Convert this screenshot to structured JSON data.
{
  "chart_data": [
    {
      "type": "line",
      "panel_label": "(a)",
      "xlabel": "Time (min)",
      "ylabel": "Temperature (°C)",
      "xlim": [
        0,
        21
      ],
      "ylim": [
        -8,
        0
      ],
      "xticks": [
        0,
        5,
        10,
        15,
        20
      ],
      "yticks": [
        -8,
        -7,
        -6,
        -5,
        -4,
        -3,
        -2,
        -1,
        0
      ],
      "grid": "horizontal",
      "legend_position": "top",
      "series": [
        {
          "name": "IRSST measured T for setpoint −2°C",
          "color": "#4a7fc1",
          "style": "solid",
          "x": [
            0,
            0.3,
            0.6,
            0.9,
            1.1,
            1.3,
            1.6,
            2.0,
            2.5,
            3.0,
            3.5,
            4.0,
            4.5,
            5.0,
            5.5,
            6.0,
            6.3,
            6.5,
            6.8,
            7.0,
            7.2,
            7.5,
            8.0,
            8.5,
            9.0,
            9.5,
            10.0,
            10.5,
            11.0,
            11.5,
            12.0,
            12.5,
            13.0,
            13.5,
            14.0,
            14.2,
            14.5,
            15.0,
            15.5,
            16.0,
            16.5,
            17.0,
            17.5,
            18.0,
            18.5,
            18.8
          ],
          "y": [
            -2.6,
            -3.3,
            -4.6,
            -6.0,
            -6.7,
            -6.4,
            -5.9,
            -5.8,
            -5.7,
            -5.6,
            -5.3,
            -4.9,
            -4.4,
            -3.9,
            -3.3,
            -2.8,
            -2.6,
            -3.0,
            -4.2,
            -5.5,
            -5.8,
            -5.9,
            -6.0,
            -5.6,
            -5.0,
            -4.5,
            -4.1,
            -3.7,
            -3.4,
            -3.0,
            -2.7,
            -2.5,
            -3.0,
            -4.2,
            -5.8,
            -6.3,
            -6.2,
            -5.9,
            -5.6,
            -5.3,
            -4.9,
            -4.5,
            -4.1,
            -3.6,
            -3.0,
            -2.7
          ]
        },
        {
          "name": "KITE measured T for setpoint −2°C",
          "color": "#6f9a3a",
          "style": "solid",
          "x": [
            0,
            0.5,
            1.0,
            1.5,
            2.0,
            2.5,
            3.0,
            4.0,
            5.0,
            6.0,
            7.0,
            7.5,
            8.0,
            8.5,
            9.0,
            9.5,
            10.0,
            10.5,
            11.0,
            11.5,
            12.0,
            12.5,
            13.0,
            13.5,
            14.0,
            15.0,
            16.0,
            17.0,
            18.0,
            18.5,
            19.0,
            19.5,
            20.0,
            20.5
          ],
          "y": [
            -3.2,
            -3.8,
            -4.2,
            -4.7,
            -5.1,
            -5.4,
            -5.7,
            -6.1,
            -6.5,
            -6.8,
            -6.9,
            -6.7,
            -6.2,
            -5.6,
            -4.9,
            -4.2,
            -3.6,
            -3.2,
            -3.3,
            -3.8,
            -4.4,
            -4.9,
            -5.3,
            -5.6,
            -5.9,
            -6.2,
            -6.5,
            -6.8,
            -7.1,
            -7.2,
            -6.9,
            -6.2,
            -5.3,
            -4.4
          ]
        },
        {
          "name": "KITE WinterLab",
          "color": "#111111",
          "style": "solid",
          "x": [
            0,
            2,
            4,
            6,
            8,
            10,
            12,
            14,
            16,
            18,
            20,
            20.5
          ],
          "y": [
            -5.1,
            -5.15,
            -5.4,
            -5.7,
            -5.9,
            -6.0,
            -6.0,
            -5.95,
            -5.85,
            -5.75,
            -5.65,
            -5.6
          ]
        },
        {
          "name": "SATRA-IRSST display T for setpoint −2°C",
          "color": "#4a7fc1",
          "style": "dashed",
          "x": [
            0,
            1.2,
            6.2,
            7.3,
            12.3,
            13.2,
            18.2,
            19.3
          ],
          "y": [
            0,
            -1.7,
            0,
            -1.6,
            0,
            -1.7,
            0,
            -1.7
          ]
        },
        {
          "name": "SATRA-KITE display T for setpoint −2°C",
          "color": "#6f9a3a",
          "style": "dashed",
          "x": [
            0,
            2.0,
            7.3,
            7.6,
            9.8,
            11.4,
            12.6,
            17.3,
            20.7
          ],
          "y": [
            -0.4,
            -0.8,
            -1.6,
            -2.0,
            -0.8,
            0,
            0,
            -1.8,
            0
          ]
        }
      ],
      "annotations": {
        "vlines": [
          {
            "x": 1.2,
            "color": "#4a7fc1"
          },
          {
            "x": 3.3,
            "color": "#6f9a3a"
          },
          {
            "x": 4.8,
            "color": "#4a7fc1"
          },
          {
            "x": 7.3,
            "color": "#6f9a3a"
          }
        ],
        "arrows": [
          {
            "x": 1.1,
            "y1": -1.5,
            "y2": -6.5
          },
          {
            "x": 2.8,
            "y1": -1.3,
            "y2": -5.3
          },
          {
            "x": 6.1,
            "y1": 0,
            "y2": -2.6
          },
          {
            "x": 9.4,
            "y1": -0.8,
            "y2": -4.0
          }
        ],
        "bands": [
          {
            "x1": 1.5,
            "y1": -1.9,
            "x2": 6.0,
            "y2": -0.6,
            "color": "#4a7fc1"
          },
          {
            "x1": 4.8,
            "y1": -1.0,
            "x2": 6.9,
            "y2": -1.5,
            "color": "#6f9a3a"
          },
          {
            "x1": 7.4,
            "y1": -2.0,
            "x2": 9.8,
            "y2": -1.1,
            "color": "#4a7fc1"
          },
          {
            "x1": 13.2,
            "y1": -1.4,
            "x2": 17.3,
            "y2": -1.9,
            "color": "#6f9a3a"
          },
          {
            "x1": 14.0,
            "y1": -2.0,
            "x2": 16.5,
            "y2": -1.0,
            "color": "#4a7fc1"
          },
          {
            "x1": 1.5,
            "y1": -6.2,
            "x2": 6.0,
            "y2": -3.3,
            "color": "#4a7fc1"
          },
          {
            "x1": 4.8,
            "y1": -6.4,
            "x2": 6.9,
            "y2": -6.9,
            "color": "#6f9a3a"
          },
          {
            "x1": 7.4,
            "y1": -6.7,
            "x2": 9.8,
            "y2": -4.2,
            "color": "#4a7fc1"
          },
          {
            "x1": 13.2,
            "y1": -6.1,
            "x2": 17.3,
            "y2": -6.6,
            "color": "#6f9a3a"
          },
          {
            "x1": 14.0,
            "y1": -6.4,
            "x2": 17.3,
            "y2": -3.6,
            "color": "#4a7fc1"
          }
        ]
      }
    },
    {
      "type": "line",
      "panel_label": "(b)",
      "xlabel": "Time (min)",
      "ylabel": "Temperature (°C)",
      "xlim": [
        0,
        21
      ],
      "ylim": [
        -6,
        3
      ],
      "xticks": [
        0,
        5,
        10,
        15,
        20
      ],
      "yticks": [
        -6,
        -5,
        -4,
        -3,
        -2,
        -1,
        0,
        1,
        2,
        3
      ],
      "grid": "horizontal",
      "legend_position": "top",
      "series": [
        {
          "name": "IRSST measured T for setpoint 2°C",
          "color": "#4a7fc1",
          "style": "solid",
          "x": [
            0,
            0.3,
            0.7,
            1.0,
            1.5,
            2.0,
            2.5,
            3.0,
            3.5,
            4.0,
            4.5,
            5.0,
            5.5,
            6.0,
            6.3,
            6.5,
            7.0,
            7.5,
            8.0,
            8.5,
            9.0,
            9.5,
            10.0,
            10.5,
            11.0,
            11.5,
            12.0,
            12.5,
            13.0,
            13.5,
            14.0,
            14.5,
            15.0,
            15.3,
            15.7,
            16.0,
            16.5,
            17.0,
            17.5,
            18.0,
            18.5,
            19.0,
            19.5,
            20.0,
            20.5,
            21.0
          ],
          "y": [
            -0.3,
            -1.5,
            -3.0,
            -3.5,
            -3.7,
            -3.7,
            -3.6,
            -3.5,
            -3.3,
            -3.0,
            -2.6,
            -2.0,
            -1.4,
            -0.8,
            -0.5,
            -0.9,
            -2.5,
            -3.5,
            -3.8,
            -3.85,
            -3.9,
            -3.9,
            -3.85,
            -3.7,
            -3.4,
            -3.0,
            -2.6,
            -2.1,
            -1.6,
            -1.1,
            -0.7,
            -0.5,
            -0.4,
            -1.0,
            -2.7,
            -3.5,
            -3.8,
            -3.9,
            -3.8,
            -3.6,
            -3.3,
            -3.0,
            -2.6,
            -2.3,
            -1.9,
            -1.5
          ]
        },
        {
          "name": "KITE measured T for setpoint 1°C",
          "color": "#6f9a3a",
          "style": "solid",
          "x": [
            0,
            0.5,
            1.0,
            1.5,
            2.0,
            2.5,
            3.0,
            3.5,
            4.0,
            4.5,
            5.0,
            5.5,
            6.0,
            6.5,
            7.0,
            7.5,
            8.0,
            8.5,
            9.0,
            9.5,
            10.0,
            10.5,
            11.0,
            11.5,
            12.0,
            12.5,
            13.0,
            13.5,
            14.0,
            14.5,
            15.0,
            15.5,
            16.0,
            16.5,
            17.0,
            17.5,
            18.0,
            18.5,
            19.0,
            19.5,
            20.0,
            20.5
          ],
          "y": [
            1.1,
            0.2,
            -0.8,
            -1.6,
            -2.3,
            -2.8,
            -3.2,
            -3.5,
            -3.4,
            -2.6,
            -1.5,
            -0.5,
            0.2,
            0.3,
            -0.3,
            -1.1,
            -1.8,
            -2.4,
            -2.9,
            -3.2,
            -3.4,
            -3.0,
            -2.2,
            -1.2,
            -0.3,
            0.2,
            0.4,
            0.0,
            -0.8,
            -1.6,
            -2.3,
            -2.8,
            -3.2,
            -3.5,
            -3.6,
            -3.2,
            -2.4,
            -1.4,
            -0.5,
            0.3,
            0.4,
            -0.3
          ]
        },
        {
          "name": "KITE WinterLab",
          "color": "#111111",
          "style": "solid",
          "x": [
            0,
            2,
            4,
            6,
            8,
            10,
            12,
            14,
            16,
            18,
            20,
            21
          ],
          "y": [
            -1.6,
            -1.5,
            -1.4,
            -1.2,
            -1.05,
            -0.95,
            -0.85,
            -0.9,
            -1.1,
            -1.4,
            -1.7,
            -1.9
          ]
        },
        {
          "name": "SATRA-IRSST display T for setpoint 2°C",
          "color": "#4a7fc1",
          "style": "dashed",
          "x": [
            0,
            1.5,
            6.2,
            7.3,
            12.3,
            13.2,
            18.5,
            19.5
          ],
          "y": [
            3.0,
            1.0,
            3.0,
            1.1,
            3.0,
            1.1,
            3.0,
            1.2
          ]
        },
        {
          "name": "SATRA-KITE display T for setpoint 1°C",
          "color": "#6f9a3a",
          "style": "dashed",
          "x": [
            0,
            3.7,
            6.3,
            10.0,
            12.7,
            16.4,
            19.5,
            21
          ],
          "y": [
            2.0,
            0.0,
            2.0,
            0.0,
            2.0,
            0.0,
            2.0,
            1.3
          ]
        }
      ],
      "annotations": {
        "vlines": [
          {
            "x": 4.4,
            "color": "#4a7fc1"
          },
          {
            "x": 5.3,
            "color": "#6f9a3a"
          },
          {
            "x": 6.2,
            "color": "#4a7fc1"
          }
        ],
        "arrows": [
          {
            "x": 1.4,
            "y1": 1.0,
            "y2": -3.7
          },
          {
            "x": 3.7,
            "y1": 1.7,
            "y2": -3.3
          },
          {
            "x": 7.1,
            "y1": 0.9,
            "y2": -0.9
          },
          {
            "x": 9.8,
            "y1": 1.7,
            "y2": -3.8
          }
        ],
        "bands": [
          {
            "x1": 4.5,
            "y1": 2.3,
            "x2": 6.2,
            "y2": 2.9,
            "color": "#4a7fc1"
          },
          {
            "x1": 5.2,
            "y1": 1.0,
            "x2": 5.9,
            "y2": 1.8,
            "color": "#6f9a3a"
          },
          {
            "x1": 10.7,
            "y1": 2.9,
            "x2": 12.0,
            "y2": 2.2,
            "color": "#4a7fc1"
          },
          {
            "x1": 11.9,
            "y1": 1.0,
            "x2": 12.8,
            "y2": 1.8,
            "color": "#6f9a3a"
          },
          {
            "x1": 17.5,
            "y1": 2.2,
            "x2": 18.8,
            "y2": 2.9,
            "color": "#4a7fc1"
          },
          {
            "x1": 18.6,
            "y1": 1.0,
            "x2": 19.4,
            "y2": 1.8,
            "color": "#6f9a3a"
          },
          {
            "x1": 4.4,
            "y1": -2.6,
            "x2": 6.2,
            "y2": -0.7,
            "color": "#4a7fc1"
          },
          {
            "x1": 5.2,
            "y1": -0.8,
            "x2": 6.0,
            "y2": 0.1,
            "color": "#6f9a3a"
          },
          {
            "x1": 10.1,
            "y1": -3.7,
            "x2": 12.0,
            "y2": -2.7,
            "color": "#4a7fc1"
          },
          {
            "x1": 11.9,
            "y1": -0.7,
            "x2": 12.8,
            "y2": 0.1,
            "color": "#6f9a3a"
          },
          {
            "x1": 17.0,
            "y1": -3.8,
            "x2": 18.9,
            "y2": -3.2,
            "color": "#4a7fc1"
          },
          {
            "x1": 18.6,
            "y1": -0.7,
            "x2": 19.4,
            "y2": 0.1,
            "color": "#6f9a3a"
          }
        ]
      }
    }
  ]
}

§

• _WHAT NEEDS TO BE DONE_
Only a number is wanted: how many lines contain "SATRA"?

• _THE OUTPUT_
4